>> Start

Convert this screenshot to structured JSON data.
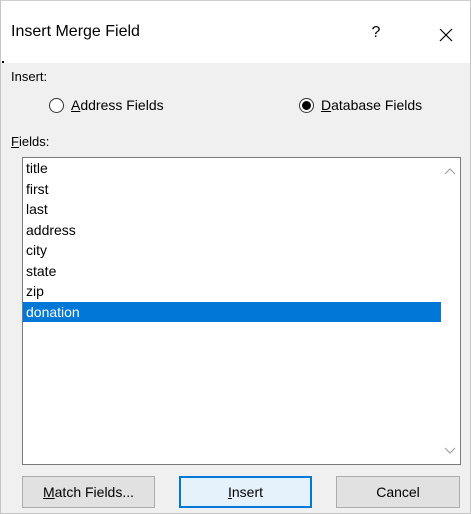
{
  "dialog": {
    "title": "Insert Merge Field",
    "help_label": "?",
    "close_icon": "close-icon"
  },
  "insert_section": {
    "label": "Insert:",
    "options": [
      {
        "accel": "A",
        "rest": "ddress Fields",
        "selected": false
      },
      {
        "accel": "D",
        "rest": "atabase Fields",
        "selected": true
      }
    ]
  },
  "fields_section": {
    "label_accel": "F",
    "label_rest": "ields:",
    "items": [
      "title",
      "first",
      "last",
      "address",
      "city",
      "state",
      "zip",
      "donation"
    ],
    "selected_index": 7
  },
  "buttons": {
    "match_accel": "M",
    "match_rest": "atch Fields...",
    "insert_accel": "I",
    "insert_rest": "nsert",
    "cancel": "Cancel"
  },
  "colors": {
    "selection": "#0078d7",
    "dialog_bg": "#f0f0f0"
  }
}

>> End

◆ Exercise requirements ◆
Reproduce every line precisely as given, omitting all pictures.

◆ Answer to this problem ◆
Convert this screenshot to structured JSON data.
{
  "dialog": {
    "title": "Insert Merge Field",
    "help_label": "?",
    "close_icon": "close-icon"
  },
  "insert_section": {
    "label": "Insert:",
    "options": [
      {
        "accel": "A",
        "rest": "ddress Fields",
        "selected": false
      },
      {
        "accel": "D",
        "rest": "atabase Fields",
        "selected": true
      }
    ]
  },
  "fields_section": {
    "label_accel": "F",
    "label_rest": "ields:",
    "items": [
      "title",
      "first",
      "last",
      "address",
      "city",
      "state",
      "zip",
      "donation"
    ],
    "selected_index": 7
  },
  "buttons": {
    "match_accel": "M",
    "match_rest": "atch Fields...",
    "insert_accel": "I",
    "insert_rest": "nsert",
    "cancel": "Cancel"
  },
  "colors": {
    "selection": "#0078d7",
    "dialog_bg": "#f0f0f0"
  }
}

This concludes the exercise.